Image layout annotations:
● ● ● ● ●
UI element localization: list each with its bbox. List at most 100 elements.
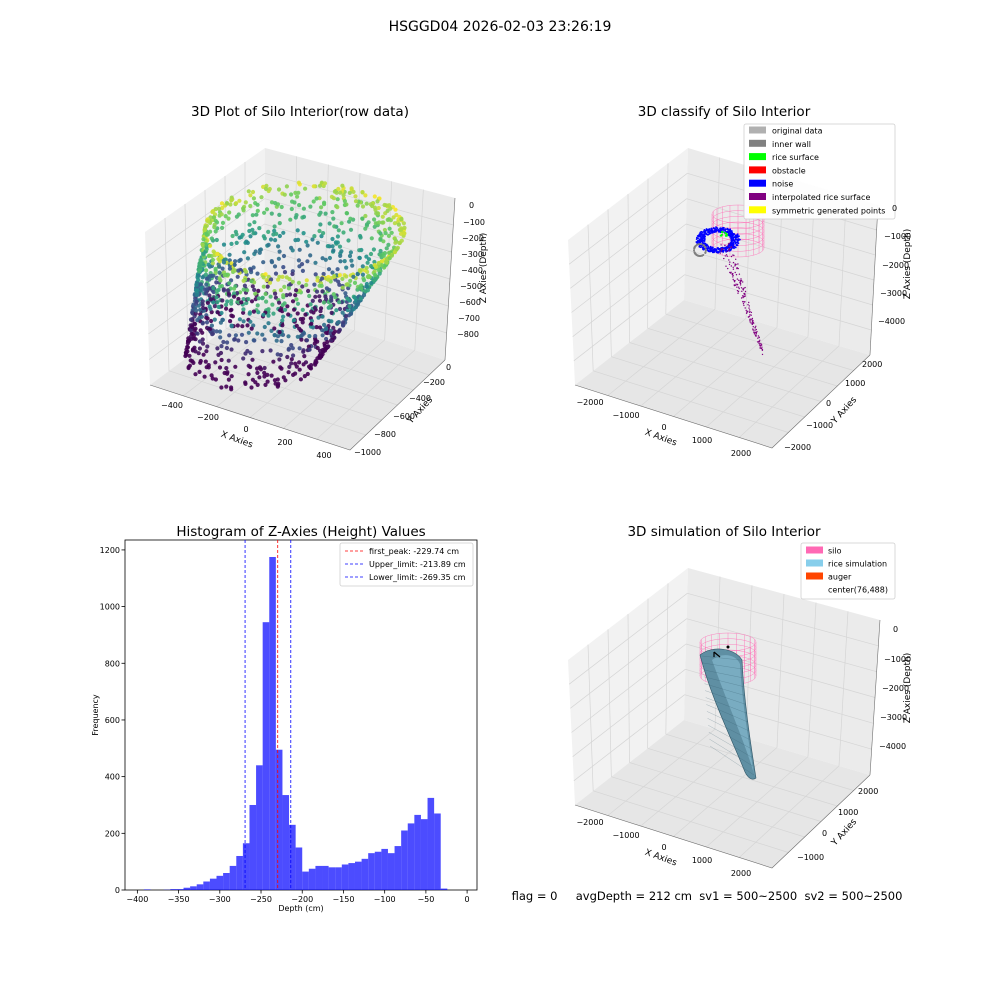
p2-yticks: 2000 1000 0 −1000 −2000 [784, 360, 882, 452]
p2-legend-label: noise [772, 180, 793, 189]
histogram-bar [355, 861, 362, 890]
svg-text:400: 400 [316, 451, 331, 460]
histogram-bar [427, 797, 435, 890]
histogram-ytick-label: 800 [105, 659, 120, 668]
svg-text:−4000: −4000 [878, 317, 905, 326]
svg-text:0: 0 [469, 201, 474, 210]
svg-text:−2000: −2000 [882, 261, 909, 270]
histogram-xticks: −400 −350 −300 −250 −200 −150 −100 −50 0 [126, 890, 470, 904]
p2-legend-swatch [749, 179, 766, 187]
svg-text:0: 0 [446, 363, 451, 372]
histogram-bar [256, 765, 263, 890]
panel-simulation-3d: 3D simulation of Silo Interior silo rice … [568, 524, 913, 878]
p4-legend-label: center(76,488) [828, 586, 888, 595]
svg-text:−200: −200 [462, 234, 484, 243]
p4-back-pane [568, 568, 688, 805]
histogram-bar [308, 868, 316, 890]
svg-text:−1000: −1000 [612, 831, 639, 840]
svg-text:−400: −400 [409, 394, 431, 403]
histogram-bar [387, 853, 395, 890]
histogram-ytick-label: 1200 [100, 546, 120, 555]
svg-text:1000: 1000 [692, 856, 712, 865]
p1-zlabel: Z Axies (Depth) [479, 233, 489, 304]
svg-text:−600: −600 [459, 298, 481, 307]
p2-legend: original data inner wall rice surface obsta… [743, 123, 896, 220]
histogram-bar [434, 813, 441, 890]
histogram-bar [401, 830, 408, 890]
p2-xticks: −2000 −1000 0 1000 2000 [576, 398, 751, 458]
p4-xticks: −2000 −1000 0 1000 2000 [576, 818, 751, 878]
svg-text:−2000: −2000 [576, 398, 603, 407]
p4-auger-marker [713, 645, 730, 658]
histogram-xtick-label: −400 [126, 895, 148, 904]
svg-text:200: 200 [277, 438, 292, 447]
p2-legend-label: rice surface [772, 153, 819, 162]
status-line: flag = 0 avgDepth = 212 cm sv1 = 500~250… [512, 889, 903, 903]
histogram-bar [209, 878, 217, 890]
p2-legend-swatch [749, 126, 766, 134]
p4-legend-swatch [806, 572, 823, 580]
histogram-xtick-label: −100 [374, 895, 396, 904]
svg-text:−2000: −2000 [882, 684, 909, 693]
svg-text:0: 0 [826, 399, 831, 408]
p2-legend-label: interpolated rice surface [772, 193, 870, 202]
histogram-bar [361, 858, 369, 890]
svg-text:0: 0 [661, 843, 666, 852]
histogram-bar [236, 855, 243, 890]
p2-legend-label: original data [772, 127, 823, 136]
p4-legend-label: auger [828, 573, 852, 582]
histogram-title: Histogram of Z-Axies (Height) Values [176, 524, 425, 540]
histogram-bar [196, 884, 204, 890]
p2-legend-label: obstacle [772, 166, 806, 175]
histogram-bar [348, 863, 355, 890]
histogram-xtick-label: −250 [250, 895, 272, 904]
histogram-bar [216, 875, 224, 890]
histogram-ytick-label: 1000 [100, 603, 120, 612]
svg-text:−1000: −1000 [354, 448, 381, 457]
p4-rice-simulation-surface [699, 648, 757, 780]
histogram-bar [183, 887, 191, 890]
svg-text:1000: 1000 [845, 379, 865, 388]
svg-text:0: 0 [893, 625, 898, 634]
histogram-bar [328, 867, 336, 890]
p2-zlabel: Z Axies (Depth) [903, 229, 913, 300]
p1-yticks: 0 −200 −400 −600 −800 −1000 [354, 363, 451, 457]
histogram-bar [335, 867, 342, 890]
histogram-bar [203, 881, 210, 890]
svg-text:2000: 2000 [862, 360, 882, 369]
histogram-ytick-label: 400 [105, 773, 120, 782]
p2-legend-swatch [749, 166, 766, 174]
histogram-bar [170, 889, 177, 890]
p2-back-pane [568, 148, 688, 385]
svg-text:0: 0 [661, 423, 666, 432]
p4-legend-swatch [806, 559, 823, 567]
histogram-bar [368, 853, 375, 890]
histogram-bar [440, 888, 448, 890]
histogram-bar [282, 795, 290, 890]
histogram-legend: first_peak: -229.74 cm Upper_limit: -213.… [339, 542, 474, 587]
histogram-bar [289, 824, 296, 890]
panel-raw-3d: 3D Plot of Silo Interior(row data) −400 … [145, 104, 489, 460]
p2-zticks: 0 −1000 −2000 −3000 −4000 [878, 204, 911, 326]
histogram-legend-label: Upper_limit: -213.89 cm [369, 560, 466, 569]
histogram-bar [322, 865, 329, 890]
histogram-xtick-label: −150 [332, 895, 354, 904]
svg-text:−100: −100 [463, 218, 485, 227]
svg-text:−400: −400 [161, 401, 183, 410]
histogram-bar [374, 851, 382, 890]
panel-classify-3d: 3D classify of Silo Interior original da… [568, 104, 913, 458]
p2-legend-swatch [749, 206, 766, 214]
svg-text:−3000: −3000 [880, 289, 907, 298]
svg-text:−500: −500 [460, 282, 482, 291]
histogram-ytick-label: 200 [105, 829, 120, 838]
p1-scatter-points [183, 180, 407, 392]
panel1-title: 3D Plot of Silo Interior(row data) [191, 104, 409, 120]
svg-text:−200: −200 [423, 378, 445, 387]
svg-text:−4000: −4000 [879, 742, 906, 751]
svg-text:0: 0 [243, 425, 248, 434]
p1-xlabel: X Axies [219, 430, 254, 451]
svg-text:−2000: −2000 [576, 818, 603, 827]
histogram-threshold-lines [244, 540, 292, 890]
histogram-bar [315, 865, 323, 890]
● ● ● ● ●
• **Written exercise**:
Set out the lines from the one containing "p2-yticks: 2000 1000" through the one containing "p4-back-pane [568, 568, 688, 805]", both included, as a Markdown table. Use the columns No. and Line, put one line in each row, and skip any blank lines.

• **Written response**:
| No. | Line |
|---|---|
| 1 | p2-yticks: 2000 1000 0 −1000 −2000 [784, 360, 882, 452] |
| 2 | p2-legend-label: noise [772, 180, 793, 189] |
| 3 | histogram-bar [355, 861, 362, 890] |
| 4 | svg-text:400: 400 [316, 451, 331, 460] |
| 5 | histogram-bar [427, 797, 435, 890] |
| 6 | histogram-ytick-label: 800 [105, 659, 120, 668] |
| 7 | svg-text:−4000: −4000 [878, 317, 905, 326] |
| 8 | svg-text:0: 0 [469, 201, 474, 210] |
| 9 | svg-text:−2000: −2000 [882, 261, 909, 270] |
| 10 | histogram-xticks: −400 −350 −300 −250 −200 −150 −100 −50 0 [126, 890, 470, 904] |
| 11 | p2-legend-swatch [749, 179, 766, 187] |
| 12 | svg-text:0: 0 [446, 363, 451, 372] |
| 13 | histogram-bar [256, 765, 263, 890] |
| 14 | panel-simulation-3d: 3D simulation of Silo Interior silo rice … [568, 524, 913, 878] |
| 15 | p4-legend-label: center(76,488) [828, 586, 888, 595] |
| 16 | svg-text:−200: −200 [462, 234, 484, 243] |
| 17 | p4-back-pane [568, 568, 688, 805] |